Records follow. Pull out every line that contains "лампы".

___ Input rows ___

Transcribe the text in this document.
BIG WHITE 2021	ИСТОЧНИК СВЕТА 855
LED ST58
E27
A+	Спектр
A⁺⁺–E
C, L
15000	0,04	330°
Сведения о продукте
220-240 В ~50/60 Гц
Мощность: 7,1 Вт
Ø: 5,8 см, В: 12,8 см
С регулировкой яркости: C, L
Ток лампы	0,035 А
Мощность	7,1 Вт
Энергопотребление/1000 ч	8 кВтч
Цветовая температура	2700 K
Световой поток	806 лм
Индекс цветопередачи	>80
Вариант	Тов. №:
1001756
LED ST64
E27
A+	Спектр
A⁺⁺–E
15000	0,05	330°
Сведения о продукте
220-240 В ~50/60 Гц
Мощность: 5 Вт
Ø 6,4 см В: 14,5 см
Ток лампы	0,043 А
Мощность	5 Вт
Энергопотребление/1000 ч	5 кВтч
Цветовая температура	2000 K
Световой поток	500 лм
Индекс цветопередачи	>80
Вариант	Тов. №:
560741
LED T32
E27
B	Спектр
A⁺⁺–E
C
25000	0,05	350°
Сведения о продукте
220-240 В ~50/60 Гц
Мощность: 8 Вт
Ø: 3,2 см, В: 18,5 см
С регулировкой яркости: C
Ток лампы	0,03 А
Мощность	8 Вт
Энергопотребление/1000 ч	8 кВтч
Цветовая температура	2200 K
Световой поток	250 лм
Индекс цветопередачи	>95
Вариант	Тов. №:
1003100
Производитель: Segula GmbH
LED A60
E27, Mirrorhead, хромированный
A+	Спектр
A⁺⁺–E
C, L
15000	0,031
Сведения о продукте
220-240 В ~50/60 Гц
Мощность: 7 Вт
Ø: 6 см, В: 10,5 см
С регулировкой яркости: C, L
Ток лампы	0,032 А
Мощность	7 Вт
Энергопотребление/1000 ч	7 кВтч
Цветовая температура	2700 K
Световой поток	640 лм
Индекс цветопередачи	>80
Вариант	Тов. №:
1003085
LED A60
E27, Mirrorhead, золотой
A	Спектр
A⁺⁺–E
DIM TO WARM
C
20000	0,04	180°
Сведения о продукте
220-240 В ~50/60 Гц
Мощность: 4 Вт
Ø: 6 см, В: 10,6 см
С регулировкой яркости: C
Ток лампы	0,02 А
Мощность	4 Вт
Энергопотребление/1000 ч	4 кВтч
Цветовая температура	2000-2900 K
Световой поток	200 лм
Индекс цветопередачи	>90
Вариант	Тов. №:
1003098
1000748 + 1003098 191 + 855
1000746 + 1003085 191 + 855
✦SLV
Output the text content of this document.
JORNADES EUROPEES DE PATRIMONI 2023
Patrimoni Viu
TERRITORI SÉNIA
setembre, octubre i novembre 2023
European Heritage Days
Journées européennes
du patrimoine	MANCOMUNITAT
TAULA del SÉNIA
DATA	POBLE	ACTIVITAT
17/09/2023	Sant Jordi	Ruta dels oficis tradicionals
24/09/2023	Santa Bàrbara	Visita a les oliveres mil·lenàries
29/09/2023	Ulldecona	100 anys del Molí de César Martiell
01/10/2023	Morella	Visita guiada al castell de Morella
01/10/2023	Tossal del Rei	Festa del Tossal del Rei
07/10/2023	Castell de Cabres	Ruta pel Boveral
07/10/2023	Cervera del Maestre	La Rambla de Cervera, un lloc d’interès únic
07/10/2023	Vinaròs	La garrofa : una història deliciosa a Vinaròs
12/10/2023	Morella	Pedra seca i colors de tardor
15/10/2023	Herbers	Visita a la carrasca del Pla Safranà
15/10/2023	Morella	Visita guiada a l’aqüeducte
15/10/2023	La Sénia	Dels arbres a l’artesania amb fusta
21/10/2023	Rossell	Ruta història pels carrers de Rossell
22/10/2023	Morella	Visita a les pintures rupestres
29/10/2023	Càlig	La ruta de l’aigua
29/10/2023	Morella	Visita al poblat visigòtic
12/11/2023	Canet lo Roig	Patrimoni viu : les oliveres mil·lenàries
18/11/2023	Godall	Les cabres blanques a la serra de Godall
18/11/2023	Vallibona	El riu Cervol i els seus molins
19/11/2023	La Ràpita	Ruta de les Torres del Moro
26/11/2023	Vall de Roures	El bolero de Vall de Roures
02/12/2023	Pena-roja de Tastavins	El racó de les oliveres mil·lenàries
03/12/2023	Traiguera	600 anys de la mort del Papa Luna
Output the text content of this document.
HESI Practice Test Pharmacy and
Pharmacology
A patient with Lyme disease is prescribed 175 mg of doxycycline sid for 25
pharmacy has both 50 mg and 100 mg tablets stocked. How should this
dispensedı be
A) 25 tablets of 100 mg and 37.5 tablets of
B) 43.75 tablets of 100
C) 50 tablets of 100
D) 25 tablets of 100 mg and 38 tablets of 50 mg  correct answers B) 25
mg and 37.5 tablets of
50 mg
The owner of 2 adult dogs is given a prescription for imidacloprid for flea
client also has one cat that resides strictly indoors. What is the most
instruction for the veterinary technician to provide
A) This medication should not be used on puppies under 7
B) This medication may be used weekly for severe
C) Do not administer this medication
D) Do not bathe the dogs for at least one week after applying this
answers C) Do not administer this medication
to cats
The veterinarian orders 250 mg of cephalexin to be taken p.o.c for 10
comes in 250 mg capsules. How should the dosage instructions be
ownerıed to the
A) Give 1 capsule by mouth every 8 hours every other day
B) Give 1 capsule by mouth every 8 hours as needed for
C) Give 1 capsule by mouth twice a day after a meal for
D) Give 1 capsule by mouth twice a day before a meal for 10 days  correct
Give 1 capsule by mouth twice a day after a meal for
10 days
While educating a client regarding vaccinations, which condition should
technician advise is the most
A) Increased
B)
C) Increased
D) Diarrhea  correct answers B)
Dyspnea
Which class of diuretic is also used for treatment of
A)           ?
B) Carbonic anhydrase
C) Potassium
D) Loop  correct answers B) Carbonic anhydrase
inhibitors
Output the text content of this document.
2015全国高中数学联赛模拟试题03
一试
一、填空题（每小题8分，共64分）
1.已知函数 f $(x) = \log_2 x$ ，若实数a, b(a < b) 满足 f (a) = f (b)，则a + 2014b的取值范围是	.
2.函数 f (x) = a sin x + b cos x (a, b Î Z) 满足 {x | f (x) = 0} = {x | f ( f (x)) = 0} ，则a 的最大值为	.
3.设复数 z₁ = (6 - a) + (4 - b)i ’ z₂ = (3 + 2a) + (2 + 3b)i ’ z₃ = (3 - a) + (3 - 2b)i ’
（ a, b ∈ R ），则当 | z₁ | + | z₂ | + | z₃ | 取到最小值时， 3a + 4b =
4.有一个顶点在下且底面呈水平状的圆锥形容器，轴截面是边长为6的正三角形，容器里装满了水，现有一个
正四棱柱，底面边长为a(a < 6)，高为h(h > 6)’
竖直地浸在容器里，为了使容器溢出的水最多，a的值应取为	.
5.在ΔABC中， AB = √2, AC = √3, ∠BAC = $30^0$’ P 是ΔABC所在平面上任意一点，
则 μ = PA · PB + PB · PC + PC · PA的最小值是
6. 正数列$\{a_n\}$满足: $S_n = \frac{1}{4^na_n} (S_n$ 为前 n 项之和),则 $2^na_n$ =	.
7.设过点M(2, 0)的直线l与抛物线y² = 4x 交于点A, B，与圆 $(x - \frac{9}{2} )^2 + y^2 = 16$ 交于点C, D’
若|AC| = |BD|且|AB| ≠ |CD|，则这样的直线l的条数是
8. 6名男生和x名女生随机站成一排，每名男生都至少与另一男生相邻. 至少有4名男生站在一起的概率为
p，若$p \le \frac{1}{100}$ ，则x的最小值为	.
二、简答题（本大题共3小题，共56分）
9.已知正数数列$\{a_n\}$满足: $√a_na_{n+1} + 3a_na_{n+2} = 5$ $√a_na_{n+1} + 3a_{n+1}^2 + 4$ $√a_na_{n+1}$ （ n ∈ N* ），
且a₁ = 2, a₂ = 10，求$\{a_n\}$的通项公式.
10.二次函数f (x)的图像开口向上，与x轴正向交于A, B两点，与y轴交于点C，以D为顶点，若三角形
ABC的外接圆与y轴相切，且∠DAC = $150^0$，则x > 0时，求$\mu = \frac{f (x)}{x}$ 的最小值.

___

• **Task answer**
Ток лампы	0,035 А
Ток лампы	0,043 А
Ток лампы	0,03 А
Ток лампы	0,032 А
Ток лампы	0,02 А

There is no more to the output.